- Problem:
Could every line of the data be printed exactly as it reads?

::: The records

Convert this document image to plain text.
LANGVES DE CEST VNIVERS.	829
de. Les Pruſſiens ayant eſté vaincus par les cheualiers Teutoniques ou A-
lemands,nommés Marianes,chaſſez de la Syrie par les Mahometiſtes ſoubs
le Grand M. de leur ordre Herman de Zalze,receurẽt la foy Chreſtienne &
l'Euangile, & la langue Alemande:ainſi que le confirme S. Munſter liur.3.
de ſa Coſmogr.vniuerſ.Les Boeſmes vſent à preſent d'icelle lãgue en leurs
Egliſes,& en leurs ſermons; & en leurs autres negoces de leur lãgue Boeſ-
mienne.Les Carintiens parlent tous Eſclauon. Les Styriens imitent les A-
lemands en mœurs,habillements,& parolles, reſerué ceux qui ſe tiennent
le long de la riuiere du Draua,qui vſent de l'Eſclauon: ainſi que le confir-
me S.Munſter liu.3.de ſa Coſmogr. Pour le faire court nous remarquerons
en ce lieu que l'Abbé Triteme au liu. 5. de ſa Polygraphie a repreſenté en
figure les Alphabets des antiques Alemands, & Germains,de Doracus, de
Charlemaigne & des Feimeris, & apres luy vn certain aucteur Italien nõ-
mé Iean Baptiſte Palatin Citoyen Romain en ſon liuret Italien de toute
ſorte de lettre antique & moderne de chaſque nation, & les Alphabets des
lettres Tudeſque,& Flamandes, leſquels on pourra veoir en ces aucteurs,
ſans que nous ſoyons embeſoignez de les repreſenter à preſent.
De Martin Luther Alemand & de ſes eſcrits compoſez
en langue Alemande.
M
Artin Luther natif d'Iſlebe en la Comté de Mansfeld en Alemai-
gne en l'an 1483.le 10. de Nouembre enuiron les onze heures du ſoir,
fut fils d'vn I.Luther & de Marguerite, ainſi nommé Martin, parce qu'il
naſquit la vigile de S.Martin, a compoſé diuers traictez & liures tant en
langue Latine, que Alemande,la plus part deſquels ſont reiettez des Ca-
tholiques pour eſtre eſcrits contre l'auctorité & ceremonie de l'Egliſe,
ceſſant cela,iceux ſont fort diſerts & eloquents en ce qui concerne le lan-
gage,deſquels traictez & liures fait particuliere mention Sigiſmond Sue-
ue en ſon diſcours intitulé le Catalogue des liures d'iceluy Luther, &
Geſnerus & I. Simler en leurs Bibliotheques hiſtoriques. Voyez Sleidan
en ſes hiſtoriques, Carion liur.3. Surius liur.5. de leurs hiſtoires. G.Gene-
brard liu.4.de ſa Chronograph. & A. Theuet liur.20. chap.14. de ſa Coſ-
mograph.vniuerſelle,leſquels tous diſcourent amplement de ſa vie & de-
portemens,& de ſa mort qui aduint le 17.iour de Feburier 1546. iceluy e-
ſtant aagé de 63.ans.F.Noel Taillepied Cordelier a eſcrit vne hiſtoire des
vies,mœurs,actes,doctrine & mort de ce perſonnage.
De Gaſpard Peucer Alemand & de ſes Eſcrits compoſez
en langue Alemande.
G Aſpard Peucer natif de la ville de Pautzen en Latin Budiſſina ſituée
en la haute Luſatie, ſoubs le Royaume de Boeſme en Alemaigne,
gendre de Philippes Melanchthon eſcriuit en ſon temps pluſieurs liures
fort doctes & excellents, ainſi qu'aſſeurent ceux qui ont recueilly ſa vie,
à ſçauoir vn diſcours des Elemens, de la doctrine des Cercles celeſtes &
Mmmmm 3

::::::

- Exercise output:
Convert this document image to plain text.
LANGVES DE CEST VNIVERS.	829
de. Les Pruſſiens ayant eſté vaincus par les cheualiers Teutoniques ou A-
lemands,nommés Marianes,chaſſez de la Syrie par les Mahometiſtes ſoubs
le Grand M. de leur ordre Herman de Zalze,receurẽt la foy Chreſtienne &
l'Euangile, & la langue Alemande:ainſi que le confirme S. Munſter liur.3.
de ſa Coſmogr.vniuerſ.Les Boeſmes vſent à preſent d'icelle lãgue en leurs
Egliſes,& en leurs ſermons; & en leurs autres negoces de leur lãgue Boeſ-
mienne.Les Carintiens parlent tous Eſclauon. Les Styriens imitent les A-
lemands en mœurs,habillements,& parolles, reſerué ceux qui ſe tiennent
le long de la riuiere du Draua,qui vſent de l'Eſclauon: ainſi que le confir-
me S.Munſter liu.3.de ſa Coſmogr. Pour le faire court nous remarquerons
en ce lieu que l'Abbé Triteme au liu. 5. de ſa Polygraphie a repreſenté en
figure les Alphabets des antiques Alemands, & Germains,de Doracus, de
Charlemaigne & des Feimeris, & apres luy vn certain aucteur Italien nõ-
mé Iean Baptiſte Palatin Citoyen Romain en ſon liuret Italien de toute
ſorte de lettre antique & moderne de chaſque nation, & les Alphabets des
lettres Tudeſque,& Flamandes, leſquels on pourra veoir en ces aucteurs,
ſans que nous ſoyons embeſoignez de les repreſenter à preſent.
De Martin Luther Alemand & de ſes eſcrits compoſez
en langue Alemande.
M
Artin Luther natif d'Iſlebe en la Comté de Mansfeld en Alemai-
gne en l'an 1483.le 10. de Nouembre enuiron les onze heures du ſoir,
fut fils d'vn I.Luther & de Marguerite, ainſi nommé Martin, parce qu'il
naſquit la vigile de S.Martin, a compoſé diuers traictez & liures tant en
langue Latine, que Alemande,la plus part deſquels ſont reiettez des Ca-
tholiques pour eſtre eſcrits contre l'auctorité & ceremonie de l'Egliſe,
ceſſant cela,iceux ſont fort diſerts & eloquents en ce qui concerne le lan-
gage,deſquels traictez & liures fait particuliere mention Sigiſmond Sue-
ue en ſon diſcours intitulé le Catalogue des liures d'iceluy Luther, &
Geſnerus & I. Simler en leurs Bibliotheques hiſtoriques. Voyez Sleidan
en ſes hiſtoriques, Carion liur.3. Surius liur.5. de leurs hiſtoires. G.Gene-
brard liu.4.de ſa Chronograph. & A. Theuet liur.20. chap.14. de ſa Coſ-
mograph.vniuerſelle,leſquels tous diſcourent amplement de ſa vie & de-
portemens,& de ſa mort qui aduint le 17.iour de Feburier 1546. iceluy e-
ſtant aagé de 63.ans.F.Noel Taillepied Cordelier a eſcrit vne hiſtoire des
vies,mœurs,actes,doctrine & mort de ce perſonnage.
De Gaſpard Peucer Alemand & de ſes Eſcrits compoſez
en langue Alemande.
G Aſpard Peucer natif de la ville de Pautzen en Latin Budiſſina ſituée
en la haute Luſatie, ſoubs le Royaume de Boeſme en Alemaigne,
gendre de Philippes Melanchthon eſcriuit en ſon temps pluſieurs liures
fort doctes & excellents, ainſi qu'aſſeurent ceux qui ont recueilly ſa vie,
à ſçauoir vn diſcours des Elemens, de la doctrine des Cercles celeſtes &
Mmmmm 3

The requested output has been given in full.